Short exercise: Word for word, restate every line of the listing that follows.
══ Dataset records ══
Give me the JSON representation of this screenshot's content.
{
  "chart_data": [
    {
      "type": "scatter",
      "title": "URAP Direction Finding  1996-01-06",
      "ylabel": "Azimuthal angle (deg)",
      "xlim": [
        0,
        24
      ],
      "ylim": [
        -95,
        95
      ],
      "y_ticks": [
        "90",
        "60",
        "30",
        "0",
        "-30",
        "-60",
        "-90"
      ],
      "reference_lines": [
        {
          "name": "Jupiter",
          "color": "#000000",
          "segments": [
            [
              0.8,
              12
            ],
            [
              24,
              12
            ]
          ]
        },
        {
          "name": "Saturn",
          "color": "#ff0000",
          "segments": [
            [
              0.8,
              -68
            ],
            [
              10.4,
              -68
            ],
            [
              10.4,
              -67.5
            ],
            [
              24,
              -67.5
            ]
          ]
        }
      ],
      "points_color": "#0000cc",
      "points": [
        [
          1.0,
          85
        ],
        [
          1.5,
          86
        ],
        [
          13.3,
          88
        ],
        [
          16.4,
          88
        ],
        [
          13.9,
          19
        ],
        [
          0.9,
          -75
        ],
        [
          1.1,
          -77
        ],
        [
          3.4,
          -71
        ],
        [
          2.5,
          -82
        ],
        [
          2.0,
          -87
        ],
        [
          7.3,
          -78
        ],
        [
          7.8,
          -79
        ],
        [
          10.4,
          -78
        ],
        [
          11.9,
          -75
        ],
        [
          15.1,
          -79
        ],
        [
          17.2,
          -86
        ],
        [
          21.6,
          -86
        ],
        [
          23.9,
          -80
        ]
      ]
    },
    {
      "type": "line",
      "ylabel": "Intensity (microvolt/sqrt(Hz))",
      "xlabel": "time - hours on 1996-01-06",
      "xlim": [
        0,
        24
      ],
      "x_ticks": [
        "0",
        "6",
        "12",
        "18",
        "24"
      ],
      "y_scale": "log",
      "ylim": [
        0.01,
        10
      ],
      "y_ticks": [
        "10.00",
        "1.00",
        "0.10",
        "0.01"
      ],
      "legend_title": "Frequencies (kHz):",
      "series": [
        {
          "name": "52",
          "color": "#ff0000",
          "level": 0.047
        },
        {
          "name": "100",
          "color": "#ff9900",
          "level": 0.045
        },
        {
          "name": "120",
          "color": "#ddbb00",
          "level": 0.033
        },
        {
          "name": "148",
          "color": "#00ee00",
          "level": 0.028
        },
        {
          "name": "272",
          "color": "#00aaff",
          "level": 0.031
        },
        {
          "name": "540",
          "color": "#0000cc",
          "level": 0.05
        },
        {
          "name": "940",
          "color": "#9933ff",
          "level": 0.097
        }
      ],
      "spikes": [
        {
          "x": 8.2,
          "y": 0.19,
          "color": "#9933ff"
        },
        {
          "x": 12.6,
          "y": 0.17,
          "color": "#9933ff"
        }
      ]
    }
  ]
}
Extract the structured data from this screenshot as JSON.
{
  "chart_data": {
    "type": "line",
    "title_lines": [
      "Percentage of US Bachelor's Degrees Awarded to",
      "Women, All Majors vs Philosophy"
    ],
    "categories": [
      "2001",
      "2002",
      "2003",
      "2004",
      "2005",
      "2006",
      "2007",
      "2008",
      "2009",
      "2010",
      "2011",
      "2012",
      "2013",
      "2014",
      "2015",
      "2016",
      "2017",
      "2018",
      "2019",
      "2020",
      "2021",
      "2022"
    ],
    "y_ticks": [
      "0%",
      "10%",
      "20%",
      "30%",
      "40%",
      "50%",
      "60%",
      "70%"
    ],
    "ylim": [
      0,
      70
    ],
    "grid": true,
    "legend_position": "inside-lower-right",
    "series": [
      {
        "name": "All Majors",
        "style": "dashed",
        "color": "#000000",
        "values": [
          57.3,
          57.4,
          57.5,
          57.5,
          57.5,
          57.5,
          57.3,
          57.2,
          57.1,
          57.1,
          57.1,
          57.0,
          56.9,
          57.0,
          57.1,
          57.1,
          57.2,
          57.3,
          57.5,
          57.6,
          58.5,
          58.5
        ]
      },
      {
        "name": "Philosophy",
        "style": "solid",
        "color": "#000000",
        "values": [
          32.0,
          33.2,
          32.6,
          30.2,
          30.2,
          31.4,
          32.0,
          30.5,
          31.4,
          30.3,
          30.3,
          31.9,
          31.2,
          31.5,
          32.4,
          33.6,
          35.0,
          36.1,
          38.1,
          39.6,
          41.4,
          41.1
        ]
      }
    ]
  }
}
═══
Written answer:
Give me the JSON representation of this screenshot's content.
{
  "chart_data": [
    {
      "type": "scatter",
      "title": "URAP Direction Finding  1996-01-06",
      "ylabel": "Azimuthal angle (deg)",
      "xlim": [
        0,
        24
      ],
      "ylim": [
        -95,
        95
      ],
      "y_ticks": [
        "90",
        "60",
        "30",
        "0",
        "-30",
        "-60",
        "-90"
      ],
      "reference_lines": [
        {
          "name": "Jupiter",
          "color": "#000000",
          "segments": [
            [
              0.8,
              12
            ],
            [
              24,
              12
            ]
          ]
        },
        {
          "name": "Saturn",
          "color": "#ff0000",
          "segments": [
            [
              0.8,
              -68
            ],
            [
              10.4,
              -68
            ],
            [
              10.4,
              -67.5
            ],
            [
              24,
              -67.5
            ]
          ]
        }
      ],
      "points_color": "#0000cc",
      "points": [
        [
          1.0,
          85
        ],
        [
          1.5,
          86
        ],
        [
          13.3,
          88
        ],
        [
          16.4,
          88
        ],
        [
          13.9,
          19
        ],
        [
          0.9,
          -75
        ],
        [
          1.1,
          -77
        ],
        [
          3.4,
          -71
        ],
        [
          2.5,
          -82
        ],
        [
          2.0,
          -87
        ],
        [
          7.3,
          -78
        ],
        [
          7.8,
          -79
        ],
        [
          10.4,
          -78
        ],
        [
          11.9,
          -75
        ],
        [
          15.1,
          -79
        ],
        [
          17.2,
          -86
        ],
        [
          21.6,
          -86
        ],
        [
          23.9,
          -80
        ]
      ]
    },
    {
      "type": "line",
      "ylabel": "Intensity (microvolt/sqrt(Hz))",
      "xlabel": "time - hours on 1996-01-06",
      "xlim": [
        0,
        24
      ],
      "x_ticks": [
        "0",
        "6",
        "12",
        "18",
        "24"
      ],
      "y_scale": "log",
      "ylim": [
        0.01,
        10
      ],
      "y_ticks": [
        "10.00",
        "1.00",
        "0.10",
        "0.01"
      ],
      "legend_title": "Frequencies (kHz):",
      "series": [
        {
          "name": "52",
          "color": "#ff0000",
          "level": 0.047
        },
        {
          "name": "100",
          "color": "#ff9900",
          "level": 0.045
        },
        {
          "name": "120",
          "color": "#ddbb00",
          "level": 0.033
        },
        {
          "name": "148",
          "color": "#00ee00",
          "level": 0.028
        },
        {
          "name": "272",
          "color": "#00aaff",
          "level": 0.031
        },
        {
          "name": "540",
          "color": "#0000cc",
          "level": 0.05
        },
        {
          "name": "940",
          "color": "#9933ff",
          "level": 0.097
        }
      ],
      "spikes": [
        {
          "x": 8.2,
          "y": 0.19,
          "color": "#9933ff"
        },
        {
          "x": 12.6,
          "y": 0.17,
          "color": "#9933ff"
        }
      ]
    }
  ]
}
Extract the structured data from this screenshot as JSON.
{
  "chart_data": {
    "type": "line",
    "title_lines": [
      "Percentage of US Bachelor's Degrees Awarded to",
      "Women, All Majors vs Philosophy"
    ],
    "categories": [
      "2001",
      "2002",
      "2003",
      "2004",
      "2005",
      "2006",
      "2007",
      "2008",
      "2009",
      "2010",
      "2011",
      "2012",
      "2013",
      "2014",
      "2015",
      "2016",
      "2017",
      "2018",
      "2019",
      "2020",
      "2021",
      "2022"
    ],
    "y_ticks": [
      "0%",
      "10%",
      "20%",
      "30%",
      "40%",
      "50%",
      "60%",
      "70%"
    ],
    "ylim": [
      0,
      70
    ],
    "grid": true,
    "legend_position": "inside-lower-right",
    "series": [
      {
        "name": "All Majors",
        "style": "dashed",
        "color": "#000000",
        "values": [
          57.3,
          57.4,
          57.5,
          57.5,
          57.5,
          57.5,
          57.3,
          57.2,
          57.1,
          57.1,
          57.1,
          57.0,
          56.9,
          57.0,
          57.1,
          57.1,
          57.2,
          57.3,
          57.5,
          57.6,
          58.5,
          58.5
        ]
      },
      {
        "name": "Philosophy",
        "style": "solid",
        "color": "#000000",
        "values": [
          32.0,
          33.2,
          32.6,
          30.2,
          30.2,
          31.4,
          32.0,
          30.5,
          31.4,
          30.3,
          30.3,
          31.9,
          31.2,
          31.5,
          32.4,
          33.6,
          35.0,
          36.1,
          38.1,
          39.6,
          41.4,
          41.1
        ]
      }
    ]
  }
}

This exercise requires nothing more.